Excerpt provided:
Digital download – single
| No. | Title | Length |
|---|---|---|
| 1. | "Boyfriend" | 2:47 |

Digital download – Remixes EP
| No. | Title | Length |
|---|---|---|
| 1. | "Boyfriend" (Gilligan Moss remix) | 6:28 |
| 2. | "Boyfriend" (Shura remix) | 4:25 |
| 3. | "Boyfriend" (Robokid remix) | 2:27 |
| 4. | "Boyfriend" (Alex Ghenea remix) | 3:29 |

==Music video==
The official music video for "Boyfriend" was directed by Clea DuVall and premiered April 27, 2016. In it, the twins take part in a fashion photo shoot organized by a fictionalized Rachel Antonoff which involved dogs, confetti, and a fan. Parenthood actresses Mae Whitman and Sarah Ramos also make cameo appearances.

==Live performances==
Tegan and Sara performed "Boyfriend" live on The Tonight Show Starring Jimmy Fallon during the May 10, 2016 episode on which they served as a musical guest. They also performed the song on The Late Late Show with James Corden as a musical guest on June 8, 2016.

Element placement data:
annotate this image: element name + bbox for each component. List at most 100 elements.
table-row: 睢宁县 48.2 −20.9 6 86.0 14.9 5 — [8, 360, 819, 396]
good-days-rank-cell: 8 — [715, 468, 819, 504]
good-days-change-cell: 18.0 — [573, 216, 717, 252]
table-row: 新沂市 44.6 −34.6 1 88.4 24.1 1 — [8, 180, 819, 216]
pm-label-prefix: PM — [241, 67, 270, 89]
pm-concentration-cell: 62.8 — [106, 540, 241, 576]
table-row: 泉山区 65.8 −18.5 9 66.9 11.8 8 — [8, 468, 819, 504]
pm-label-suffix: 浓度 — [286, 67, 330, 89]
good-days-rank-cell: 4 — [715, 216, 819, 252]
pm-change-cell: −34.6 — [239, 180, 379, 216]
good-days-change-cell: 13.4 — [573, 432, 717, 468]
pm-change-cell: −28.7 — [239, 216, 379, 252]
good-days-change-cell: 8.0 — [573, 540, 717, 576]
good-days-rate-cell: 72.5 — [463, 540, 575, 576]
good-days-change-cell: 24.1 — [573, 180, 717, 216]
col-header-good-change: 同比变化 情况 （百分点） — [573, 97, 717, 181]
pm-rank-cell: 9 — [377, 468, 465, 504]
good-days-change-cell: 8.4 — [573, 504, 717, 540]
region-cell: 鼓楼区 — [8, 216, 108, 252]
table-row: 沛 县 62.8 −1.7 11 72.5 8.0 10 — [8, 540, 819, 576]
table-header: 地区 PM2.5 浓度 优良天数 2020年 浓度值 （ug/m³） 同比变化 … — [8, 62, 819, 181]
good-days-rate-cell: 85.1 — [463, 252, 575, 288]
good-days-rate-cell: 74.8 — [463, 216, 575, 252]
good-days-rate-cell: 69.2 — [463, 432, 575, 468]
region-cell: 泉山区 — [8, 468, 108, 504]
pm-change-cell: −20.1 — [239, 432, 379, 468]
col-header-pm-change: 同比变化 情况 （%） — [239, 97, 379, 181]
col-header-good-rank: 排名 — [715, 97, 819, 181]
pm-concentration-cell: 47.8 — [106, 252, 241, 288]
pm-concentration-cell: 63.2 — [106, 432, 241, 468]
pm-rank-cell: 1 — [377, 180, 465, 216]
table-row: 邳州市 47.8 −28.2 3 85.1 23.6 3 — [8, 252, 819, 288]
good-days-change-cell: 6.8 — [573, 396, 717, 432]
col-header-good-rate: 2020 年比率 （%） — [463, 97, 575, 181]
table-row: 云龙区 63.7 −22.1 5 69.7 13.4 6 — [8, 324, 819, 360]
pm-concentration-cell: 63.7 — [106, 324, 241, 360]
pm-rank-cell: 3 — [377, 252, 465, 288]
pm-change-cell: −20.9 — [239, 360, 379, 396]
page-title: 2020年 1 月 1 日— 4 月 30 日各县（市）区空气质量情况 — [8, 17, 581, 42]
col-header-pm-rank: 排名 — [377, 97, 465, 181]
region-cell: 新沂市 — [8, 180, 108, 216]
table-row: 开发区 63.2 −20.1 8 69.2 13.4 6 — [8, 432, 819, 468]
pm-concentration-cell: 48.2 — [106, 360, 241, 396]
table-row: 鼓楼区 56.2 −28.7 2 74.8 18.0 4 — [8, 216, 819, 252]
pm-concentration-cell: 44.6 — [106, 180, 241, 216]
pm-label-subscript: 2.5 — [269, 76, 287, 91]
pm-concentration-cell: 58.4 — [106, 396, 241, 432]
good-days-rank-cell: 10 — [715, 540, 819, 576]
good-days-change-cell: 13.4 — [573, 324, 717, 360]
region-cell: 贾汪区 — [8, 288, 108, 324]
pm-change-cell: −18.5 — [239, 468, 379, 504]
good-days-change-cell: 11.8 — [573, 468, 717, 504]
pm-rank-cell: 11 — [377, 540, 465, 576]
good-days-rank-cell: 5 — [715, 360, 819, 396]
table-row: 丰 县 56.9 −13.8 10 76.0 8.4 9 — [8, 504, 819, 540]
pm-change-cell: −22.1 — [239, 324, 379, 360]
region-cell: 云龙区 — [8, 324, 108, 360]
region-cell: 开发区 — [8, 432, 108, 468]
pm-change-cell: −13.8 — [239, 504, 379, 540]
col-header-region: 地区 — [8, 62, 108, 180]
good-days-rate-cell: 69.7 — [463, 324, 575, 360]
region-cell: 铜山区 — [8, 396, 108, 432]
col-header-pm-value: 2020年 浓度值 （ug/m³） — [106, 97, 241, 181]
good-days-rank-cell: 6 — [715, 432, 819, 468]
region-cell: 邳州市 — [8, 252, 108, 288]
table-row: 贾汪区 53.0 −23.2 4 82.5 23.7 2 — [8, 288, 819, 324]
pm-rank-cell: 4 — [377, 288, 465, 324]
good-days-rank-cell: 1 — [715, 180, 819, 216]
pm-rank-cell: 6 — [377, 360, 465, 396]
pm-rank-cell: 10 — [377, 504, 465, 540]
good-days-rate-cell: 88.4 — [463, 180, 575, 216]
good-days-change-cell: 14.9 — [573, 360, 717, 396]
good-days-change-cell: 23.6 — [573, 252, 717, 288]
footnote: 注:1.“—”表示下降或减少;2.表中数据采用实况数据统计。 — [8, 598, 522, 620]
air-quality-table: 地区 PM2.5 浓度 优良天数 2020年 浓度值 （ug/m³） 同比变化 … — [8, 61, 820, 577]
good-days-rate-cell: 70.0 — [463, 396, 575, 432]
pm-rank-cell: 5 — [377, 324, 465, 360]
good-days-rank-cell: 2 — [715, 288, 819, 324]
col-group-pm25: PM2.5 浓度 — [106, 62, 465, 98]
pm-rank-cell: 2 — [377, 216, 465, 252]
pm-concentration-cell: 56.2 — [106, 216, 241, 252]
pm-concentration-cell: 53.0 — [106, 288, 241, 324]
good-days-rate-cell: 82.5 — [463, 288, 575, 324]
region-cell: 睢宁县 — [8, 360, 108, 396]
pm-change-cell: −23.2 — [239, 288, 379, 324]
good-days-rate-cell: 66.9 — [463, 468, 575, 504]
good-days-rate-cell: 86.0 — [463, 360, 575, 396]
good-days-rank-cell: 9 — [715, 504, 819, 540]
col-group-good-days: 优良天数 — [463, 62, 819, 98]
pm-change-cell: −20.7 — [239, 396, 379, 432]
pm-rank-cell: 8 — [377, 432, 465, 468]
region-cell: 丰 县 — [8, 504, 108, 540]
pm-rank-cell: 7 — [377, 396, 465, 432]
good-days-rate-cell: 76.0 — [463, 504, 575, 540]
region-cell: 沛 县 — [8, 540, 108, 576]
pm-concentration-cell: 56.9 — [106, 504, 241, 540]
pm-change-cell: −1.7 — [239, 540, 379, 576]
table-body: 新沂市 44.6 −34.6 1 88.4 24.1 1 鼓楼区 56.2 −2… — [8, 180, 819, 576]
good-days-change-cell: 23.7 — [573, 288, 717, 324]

To do:
a: Summarize the excerpt on the song "Boyfriend" in two sentences.
b: From the excerpt on the song "Boyfriend," quote everything from "Digital download – Remixes" down to "make cameo appearances.".

Per-task answers:
a: The music video for "Boyfriend," directed by Clea DuVall and premiered April 27, 2016, shows the twins in a fashion photo shoot organized by a fictionalized Rachel Antonoff, with cameos by Parenthood actresses Mae Whitman and Sarah Ramos. Tegan and Sara performed the song as a musical guest on The Tonight Show Starring Jimmy Fallon on May 10, 2016, and on The Late Late Show with James Corden on June 8, 2016.

b:
Digital download – Remixes EP
| No. | Title | Length |
|---|---|---|
| 1. | "Boyfriend" (Gilligan Moss remix) | 6:28 |
| 2. | "Boyfriend" (Shura remix) | 4:25 |
| 3. | "Boyfriend" (Robokid remix) | 2:27 |
| 4. | "Boyfriend" (Alex Ghenea remix) | 3:29 |

==Music video==
The official music video for "Boyfriend" was directed by Clea DuVall and premiered April 27, 2016. In it, the twins take part in a fashion photo shoot organized by a fictionalized Rachel Antonoff which involved dogs, confetti, and a fan. Parenthood actresses Mae Whitman and Sarah Ramos also make cameo appearances.